Some records

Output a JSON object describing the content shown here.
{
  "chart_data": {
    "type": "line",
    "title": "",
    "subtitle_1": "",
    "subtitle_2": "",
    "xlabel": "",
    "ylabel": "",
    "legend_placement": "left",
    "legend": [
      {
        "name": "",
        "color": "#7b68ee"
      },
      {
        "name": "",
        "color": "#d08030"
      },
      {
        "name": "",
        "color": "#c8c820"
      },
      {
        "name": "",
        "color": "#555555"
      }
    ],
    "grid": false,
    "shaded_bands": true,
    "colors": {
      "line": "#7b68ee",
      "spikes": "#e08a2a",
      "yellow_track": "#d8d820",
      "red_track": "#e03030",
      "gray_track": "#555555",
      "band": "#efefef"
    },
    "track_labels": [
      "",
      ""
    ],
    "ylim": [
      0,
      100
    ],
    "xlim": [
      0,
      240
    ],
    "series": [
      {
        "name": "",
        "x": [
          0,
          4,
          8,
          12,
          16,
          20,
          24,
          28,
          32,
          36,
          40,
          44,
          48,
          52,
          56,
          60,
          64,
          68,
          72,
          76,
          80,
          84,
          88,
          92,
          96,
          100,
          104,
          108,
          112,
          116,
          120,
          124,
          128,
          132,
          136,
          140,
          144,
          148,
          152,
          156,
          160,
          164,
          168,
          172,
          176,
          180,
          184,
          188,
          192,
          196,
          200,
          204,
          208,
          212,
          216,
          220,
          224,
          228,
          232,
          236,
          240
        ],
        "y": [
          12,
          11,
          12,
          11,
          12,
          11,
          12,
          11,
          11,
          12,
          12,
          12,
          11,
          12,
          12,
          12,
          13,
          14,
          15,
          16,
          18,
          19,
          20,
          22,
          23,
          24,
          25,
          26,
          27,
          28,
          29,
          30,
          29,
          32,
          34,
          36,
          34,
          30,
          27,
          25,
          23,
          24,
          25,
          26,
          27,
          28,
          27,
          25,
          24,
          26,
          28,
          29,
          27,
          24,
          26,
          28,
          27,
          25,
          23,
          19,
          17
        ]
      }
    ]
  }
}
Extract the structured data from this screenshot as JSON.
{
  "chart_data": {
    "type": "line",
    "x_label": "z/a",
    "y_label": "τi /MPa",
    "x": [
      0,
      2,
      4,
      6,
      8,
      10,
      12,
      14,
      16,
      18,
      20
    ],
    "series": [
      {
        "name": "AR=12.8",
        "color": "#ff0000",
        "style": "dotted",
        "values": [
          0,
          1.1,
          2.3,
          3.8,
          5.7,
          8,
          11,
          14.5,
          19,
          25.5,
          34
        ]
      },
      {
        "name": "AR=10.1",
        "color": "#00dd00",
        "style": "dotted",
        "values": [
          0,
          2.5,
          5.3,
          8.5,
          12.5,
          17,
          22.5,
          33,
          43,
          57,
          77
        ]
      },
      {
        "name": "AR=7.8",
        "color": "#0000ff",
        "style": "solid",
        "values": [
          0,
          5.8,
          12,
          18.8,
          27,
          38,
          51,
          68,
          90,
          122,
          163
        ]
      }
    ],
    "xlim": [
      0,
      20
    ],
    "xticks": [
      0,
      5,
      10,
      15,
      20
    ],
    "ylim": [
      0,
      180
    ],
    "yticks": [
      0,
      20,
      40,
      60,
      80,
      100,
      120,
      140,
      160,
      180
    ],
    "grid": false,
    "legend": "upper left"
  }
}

STATED PROBLEM –
Look through the material above and pick out each line holding the word "left".

RESPONSE TO THE EXERCISE –
    "legend_placement": "left",
    "legend": "upper left"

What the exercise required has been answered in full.